## Goal of the exercise
Omit images. Retype all entries verbatim.

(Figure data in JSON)
- - -
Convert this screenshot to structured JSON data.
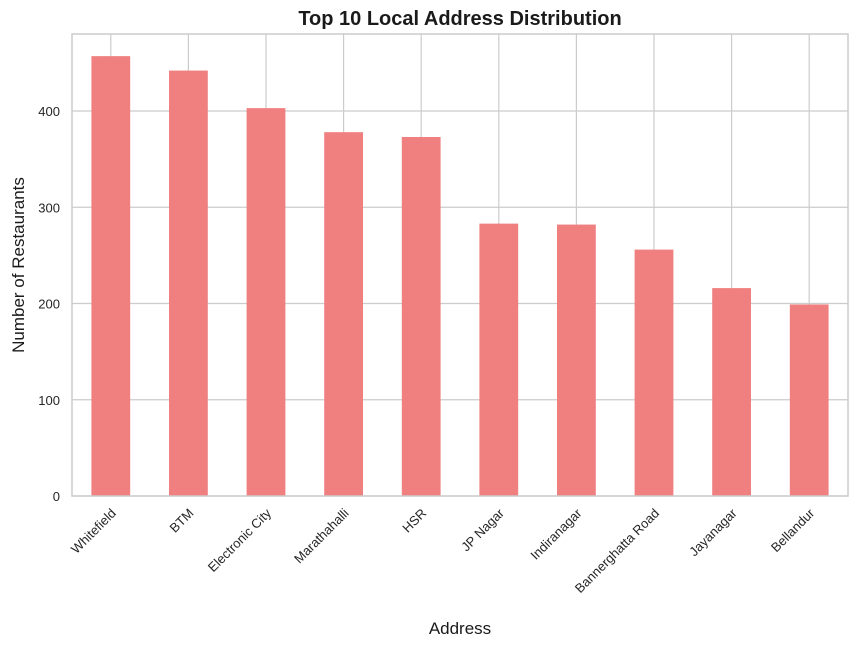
{
  "chart_data": {
    "type": "bar",
    "title": "Top 10 Local Address Distribution",
    "xlabel": "Address",
    "ylabel": "Number of Restaurants",
    "categories": [
      "Whitefield",
      "BTM",
      "Electronic City",
      "Marathahalli",
      "HSR",
      "JP Nagar",
      "Indiranagar",
      "Bannerghatta Road",
      "Jayanagar",
      "Bellandur"
    ],
    "values": [
      457,
      442,
      403,
      378,
      373,
      283,
      282,
      256,
      216,
      199
    ],
    "yticks": [
      0,
      100,
      200,
      300,
      400
    ],
    "ylim": [
      0,
      480
    ],
    "grid": true,
    "bar_color": "#f08080",
    "legend": "none"
  }
}
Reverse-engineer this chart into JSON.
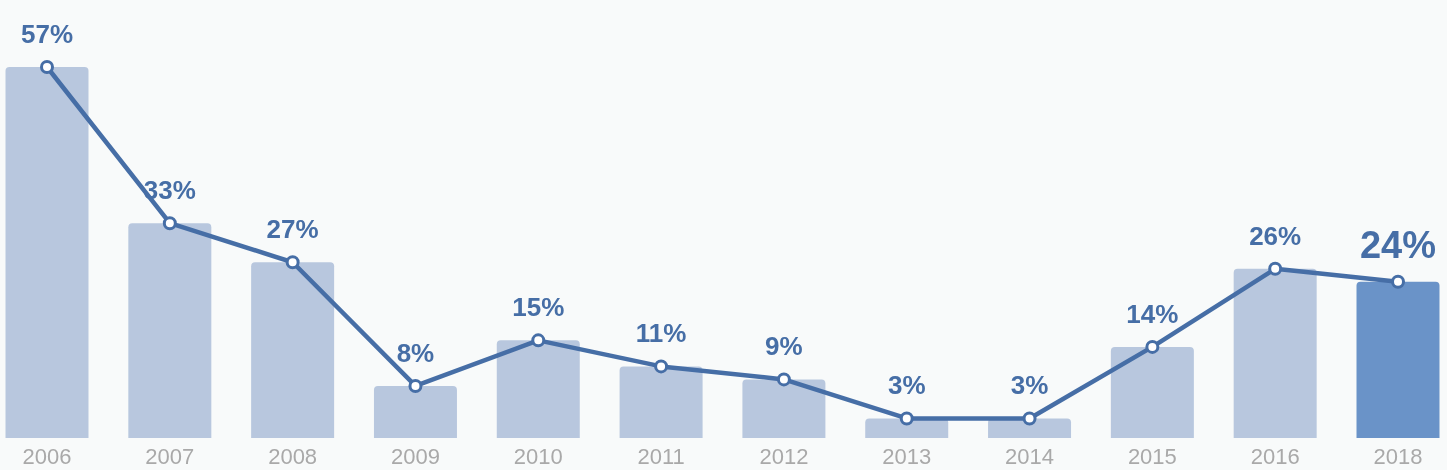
{
  "chart_data": {
    "type": "bar",
    "categories": [
      "2006",
      "2007",
      "2008",
      "2009",
      "2010",
      "2011",
      "2012",
      "2013",
      "2014",
      "2015",
      "2016",
      "2018"
    ],
    "series": [
      {
        "colors": [
          "#b8c7de",
          "#b8c7de",
          "#b8c7de",
          "#b8c7de",
          "#b8c7de",
          "#b8c7de",
          "#b8c7de",
          "#b8c7de",
          "#b8c7de",
          "#b8c7de",
          "#b8c7de",
          "#6a93c8"
        ],
        "values": [
          57,
          33,
          27,
          8,
          15,
          11,
          9,
          3,
          3,
          14,
          26,
          24
        ]
      },
      {
        "type": "line",
        "color": "#466ea6",
        "values": [
          57,
          33,
          27,
          8,
          15,
          11,
          9,
          3,
          3,
          14,
          26,
          24
        ],
        "value_labels": [
          "57%",
          "33%",
          "27%",
          "8%",
          "15%",
          "11%",
          "9%",
          "3%",
          "3%",
          "14%",
          "26%",
          "24%"
        ]
      }
    ],
    "marker": "circle",
    "line_style": "solid"
  }
}
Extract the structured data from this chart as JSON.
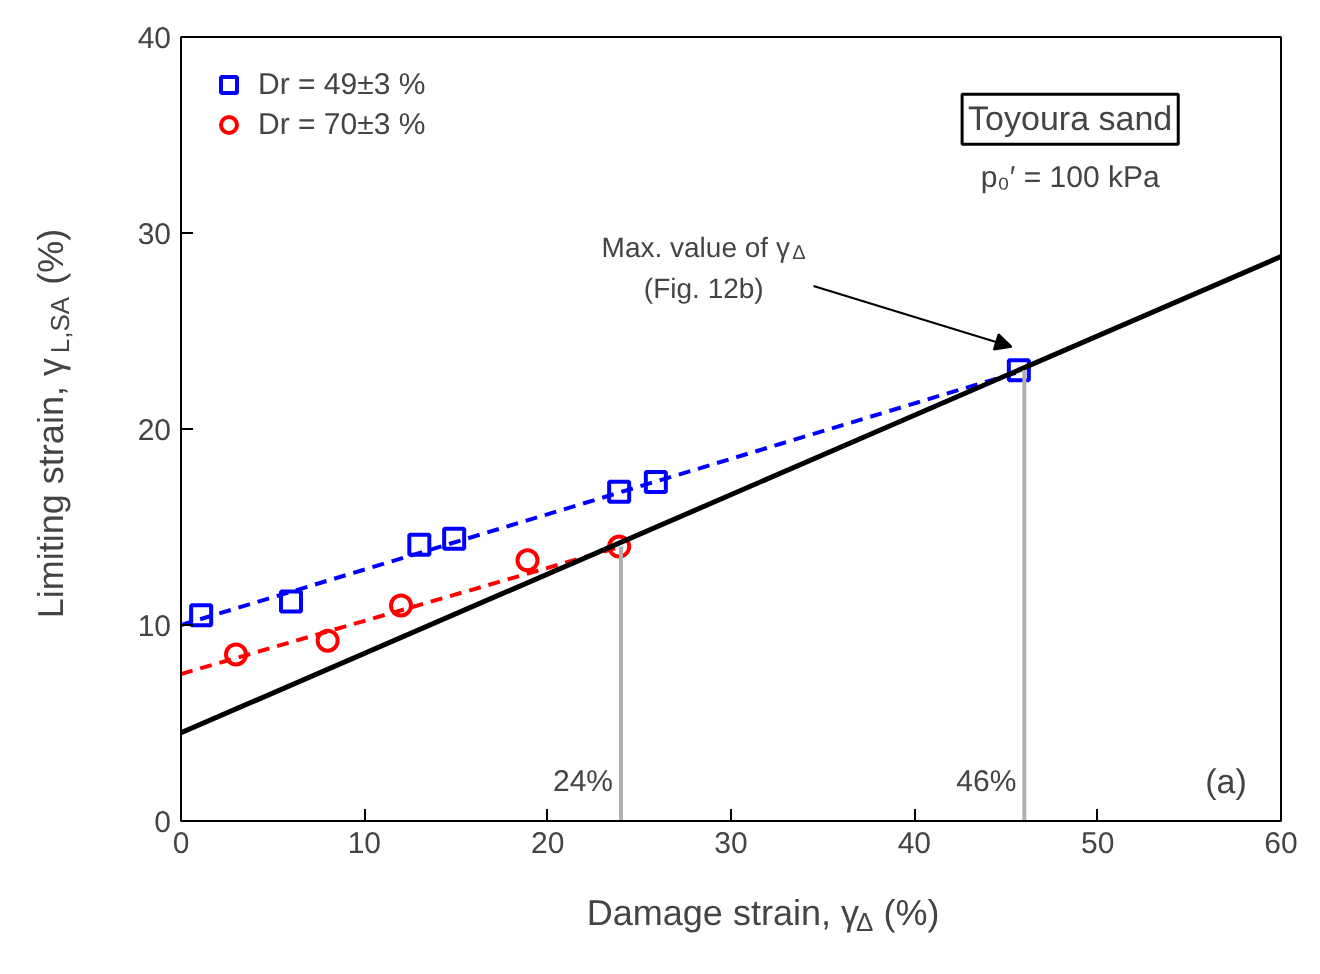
{
  "chart_data": {
    "type": "scatter",
    "xlabel": "Damage strain, γ$_{Δ}$ (%)",
    "ylabel": "Limiting strain, γ$_{L,SA}$ (%)",
    "xlim": [
      0,
      60
    ],
    "ylim": [
      0,
      40
    ],
    "xticks": [
      0,
      10,
      20,
      30,
      40,
      50,
      60
    ],
    "yticks": [
      0,
      10,
      20,
      30,
      40
    ],
    "grid": false,
    "legend": "top left",
    "series": [
      {
        "name": "Dr = 49±3 %",
        "color": "#0000ff",
        "marker": "square",
        "x": [
          1.1,
          6,
          13,
          14.9,
          23.9,
          25.9,
          45.7
        ],
        "values": [
          10.5,
          11.2,
          14.1,
          14.4,
          16.8,
          17.3,
          23.0
        ]
      },
      {
        "name": "Dr = 70±3 %",
        "color": "#ff0000",
        "marker": "circle",
        "x": [
          3,
          8,
          12,
          18.9,
          23.9
        ],
        "values": [
          8.5,
          9.2,
          11.0,
          13.3,
          14.0
        ]
      },
      {
        "type": "line",
        "color": "#0000ff",
        "line_style": "dashed",
        "x": [
          0,
          46
        ],
        "values": [
          10.0,
          23.0
        ]
      },
      {
        "type": "line",
        "color": "#ff0000",
        "line_style": "dashed",
        "x": [
          0,
          24
        ],
        "values": [
          7.5,
          14.0
        ]
      },
      {
        "type": "line",
        "color": "#000000",
        "line_style": "solid",
        "x": [
          0,
          60
        ],
        "values": [
          4.5,
          28.8
        ]
      },
      {
        "type": "line",
        "color": "#b0b0b0",
        "line_style": "solid",
        "x": [
          24,
          24
        ],
        "values": [
          0,
          14.0
        ]
      },
      {
        "type": "line",
        "color": "#b0b0b0",
        "line_style": "solid",
        "x": [
          46,
          46
        ],
        "values": [
          0,
          23.0
        ]
      }
    ],
    "annotations": [
      "Toyoura sand",
      "p₀′ = 100 kPa",
      "(a)",
      "Max. value of γ$_{Δ}$\n(Fig. 12b)",
      {
        "text": "24%",
        "x": 24,
        "y": 2
      },
      {
        "text": "46%",
        "x": 46,
        "y": 2
      }
    ]
  }
}
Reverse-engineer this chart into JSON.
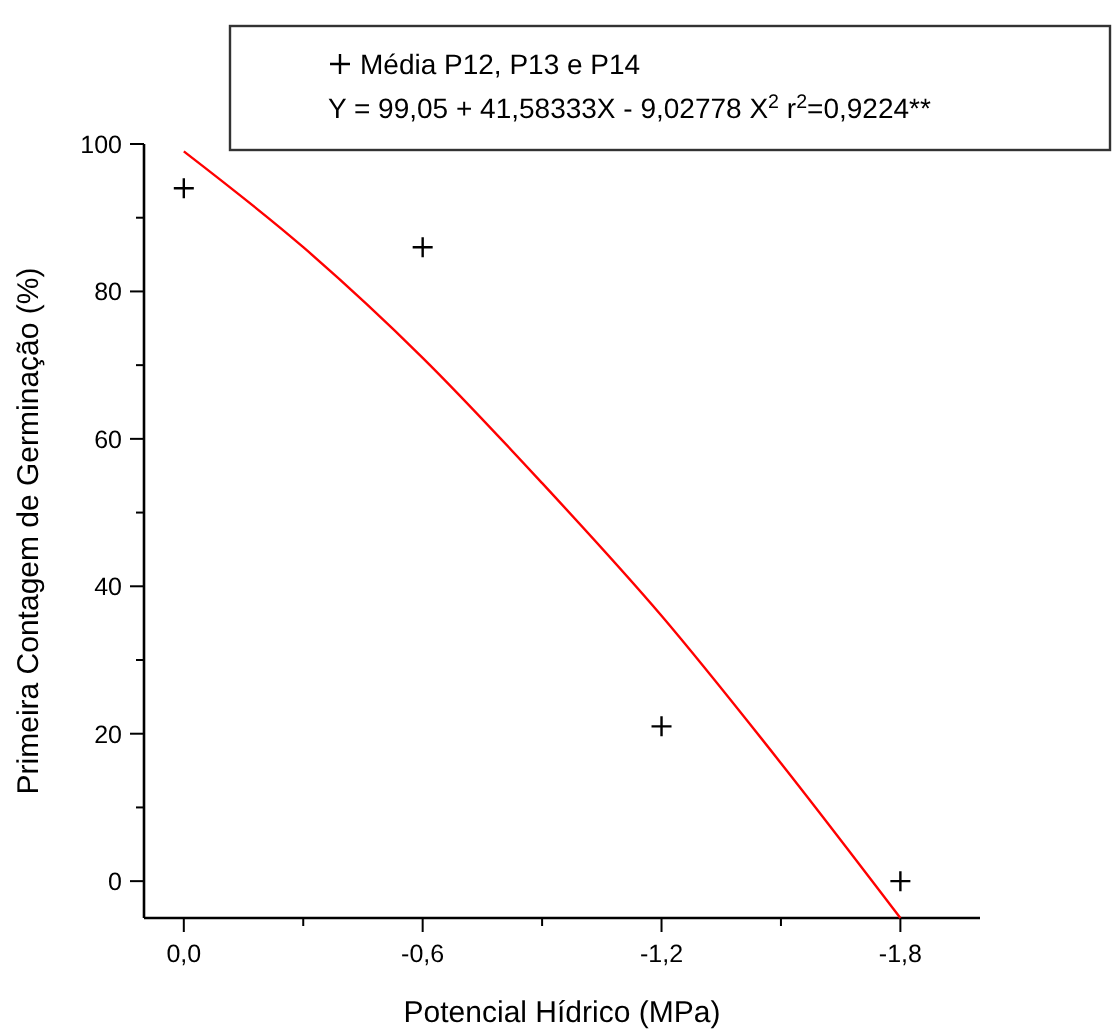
{
  "chart_data": {
    "type": "scatter",
    "xlabel": "Potencial Hídrico (MPa)",
    "ylabel": "Primeira Contagem de Germinação (%)",
    "xlim": [
      0.1,
      -2.0
    ],
    "xticks": [
      {
        "value": 0,
        "label": "0,0"
      },
      {
        "value": -0.3,
        "label": null
      },
      {
        "value": -0.6,
        "label": "-0,6"
      },
      {
        "value": -0.9,
        "label": null
      },
      {
        "value": -1.2,
        "label": "-1,2"
      },
      {
        "value": -1.5,
        "label": null
      },
      {
        "value": -1.8,
        "label": "-1,8"
      }
    ],
    "ylim": [
      -5,
      100
    ],
    "yticks": [
      0,
      {
        "value": 10,
        "label": null
      },
      20,
      {
        "value": 30,
        "label": null
      },
      40,
      {
        "value": 50,
        "label": null
      },
      60,
      {
        "value": 70,
        "label": null
      },
      80,
      {
        "value": 90,
        "label": null
      },
      100
    ],
    "series": [
      {
        "name": "Média P12, P13 e P14",
        "type": "scatter",
        "color": "#000000",
        "marker": "cross",
        "x": [
          0,
          -0.6,
          -1.2,
          -1.8
        ],
        "values": [
          94,
          86,
          21,
          0
        ]
      },
      {
        "type": "line",
        "color": "#ff0000",
        "line_style": "solid",
        "marker": "none",
        "x": [
          0,
          -0.3,
          -0.6,
          -0.9,
          -1.2,
          -1.5,
          -1.8
        ],
        "values": [
          99,
          86,
          71,
          54,
          36,
          16,
          -5
        ]
      }
    ],
    "annotations": [
      "Y = 99,05 + 41,58333X - 9,02778 X$^{2}$  r$^{2}$=0,9224**"
    ],
    "legend": "top",
    "grid": false
  }
}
- - -
## Answer to this exercise
Convert this screenshot to structured JSON data.
{
  "chart_data": {
    "type": "bar",
    "title": "Top 10 Local Address Distribution",
    "xlabel": "Address",
    "ylabel": "Number of Restaurants",
    "categories": [
      "Whitefield",
      "BTM",
      "Electronic City",
      "Marathahalli",
      "HSR",
      "JP Nagar",
      "Indiranagar",
      "Bannerghatta Road",
      "Jayanagar",
      "Bellandur"
    ],
    "values": [
      457,
      442,
      403,
      378,
      373,
      283,
      282,
      256,
      216,
      199
    ],
    "yticks": [
      0,
      100,
      200,
      300,
      400
    ],
    "ylim": [
      0,
      480
    ],
    "grid": true,
    "bar_color": "#f08080",
    "legend": "none"
  }
}
Reverse-engineer this chart into JSON.
{
  "chart_data": {
    "type": "bar",
    "categories": [
      "2006",
      "2007",
      "2008",
      "2009",
      "2010",
      "2011",
      "2012",
      "2013",
      "2014",
      "2015",
      "2016",
      "2018"
    ],
    "series": [
      {
        "colors": [
          "#b8c7de",
          "#b8c7de",
          "#b8c7de",
          "#b8c7de",
          "#b8c7de",
          "#b8c7de",
          "#b8c7de",
          "#b8c7de",
          "#b8c7de",
          "#b8c7de",
          "#b8c7de",
          "#6a93c8"
        ],
        "values": [
          57,
          33,
          27,
          8,
          15,
          11,
          9,
          3,
          3,
          14,
          26,
          24
        ]
      },
      {
        "type": "line",
        "color": "#466ea6",
        "values": [
          57,
          33,
          27,
          8,
          15,
          11,
          9,
          3,
          3,
          14,
          26,
          24
        ],
        "value_labels": [
          "57%",
          "33%",
          "27%",
          "8%",
          "15%",
          "11%",
          "9%",
          "3%",
          "3%",
          "14%",
          "26%",
          "24%"
        ]
      }
    ],
    "marker": "circle",
    "line_style": "solid"
  }
}
Extract the structured data from this chart as JSON.
{
  "chart_data": {
    "type": "scatter",
    "xlabel": "Damage strain, γ$_{Δ}$ (%)",
    "ylabel": "Limiting strain, γ$_{L,SA}$ (%)",
    "xlim": [
      0,
      60
    ],
    "ylim": [
      0,
      40
    ],
    "xticks": [
      0,
      10,
      20,
      30,
      40,
      50,
      60
    ],
    "yticks": [
      0,
      10,
      20,
      30,
      40
    ],
    "grid": false,
    "legend": "top left",
    "series": [
      {
        "name": "Dr = 49±3 %",
        "color": "#0000ff",
        "marker": "square",
        "x": [
          1.1,
          6,
          13,
          14.9,
          23.9,
          25.9,
          45.7
        ],
        "values": [
          10.5,
          11.2,
          14.1,
          14.4,
          16.8,
          17.3,
          23.0
        ]
      },
      {
        "name": "Dr = 70±3 %",
        "color": "#ff0000",
        "marker": "circle",
        "x": [
          3,
          8,
          12,
          18.9,
          23.9
        ],
        "values": [
          8.5,
          9.2,
          11.0,
          13.3,
          14.0
        ]
      },
      {
        "type": "line",
        "color": "#0000ff",
        "line_style": "dashed",
        "x": [
          0,
          46
        ],
        "values": [
          10.0,
          23.0
        ]
      },
      {
        "type": "line",
        "color": "#ff0000",
        "line_style": "dashed",
        "x": [
          0,
          24
        ],
        "values": [
          7.5,
          14.0
        ]
      },
      {
        "type": "line",
        "color": "#000000",
        "line_style": "solid",
        "x": [
          0,
          60
        ],
        "values": [
          4.5,
          28.8
        ]
      },
      {
        "type": "line",
        "color": "#b0b0b0",
        "line_style": "solid",
        "x": [
          24,
          24
        ],
        "values": [
          0,
          14.0
        ]
      },
      {
        "type": "line",
        "color": "#b0b0b0",
        "line_style": "solid",
        "x": [
          46,
          46
        ],
        "values": [
          0,
          23.0
        ]
      }
    ],
    "annotations": [
      "Toyoura sand",
      "p₀′ = 100 kPa",
      "(a)",
      "Max. value of γ$_{Δ}$\n(Fig. 12b)",
      {
        "text": "24%",
        "x": 24,
        "y": 2
      },
      {
        "text": "46%",
        "x": 46,
        "y": 2
      }
    ]
  }
}
Reverse-engineer this chart into JSON.
{
  "chart_data": {
    "type": "scatter",
    "xlabel": "Potencial Hídrico (MPa)",
    "ylabel": "Primeira Contagem de Germinação (%)",
    "xlim": [
      0.1,
      -2.0
    ],
    "xticks": [
      {
        "value": 0,
        "label": "0,0"
      },
      {
        "value": -0.3,
        "label": null
      },
      {
        "value": -0.6,
        "label": "-0,6"
      },
      {
        "value": -0.9,
        "label": null
      },
      {
        "value": -1.2,
        "label": "-1,2"
      },
      {
        "value": -1.5,
        "label": null
      },
      {
        "value": -1.8,
        "label": "-1,8"
      }
    ],
    "ylim": [
      -5,
      100
    ],
    "yticks": [
      0,
      {
        "value": 10,
        "label": null
      },
      20,
      {
        "value": 30,
        "label": null
      },
      40,
      {
        "value": 50,
        "label": null
      },
      60,
      {
        "value": 70,
        "label": null
      },
      80,
      {
        "value": 90,
        "label": null
      },
      100
    ],
    "series": [
      {
        "name": "Média P12, P13 e P14",
        "type": "scatter",
        "color": "#000000",
        "marker": "cross",
        "x": [
          0,
          -0.6,
          -1.2,
          -1.8
        ],
        "values": [
          94,
          86,
          21,
          0
        ]
      },
      {
        "type": "line",
        "color": "#ff0000",
        "line_style": "solid",
        "marker": "none",
        "x": [
          0,
          -0.3,
          -0.6,
          -0.9,
          -1.2,
          -1.5,
          -1.8
        ],
        "values": [
          99,
          86,
          71,
          54,
          36,
          16,
          -5
        ]
      }
    ],
    "annotations": [
      "Y = 99,05 + 41,58333X - 9,02778 X$^{2}$  r$^{2}$=0,9224**"
    ],
    "legend": "top",
    "grid": false
  }
}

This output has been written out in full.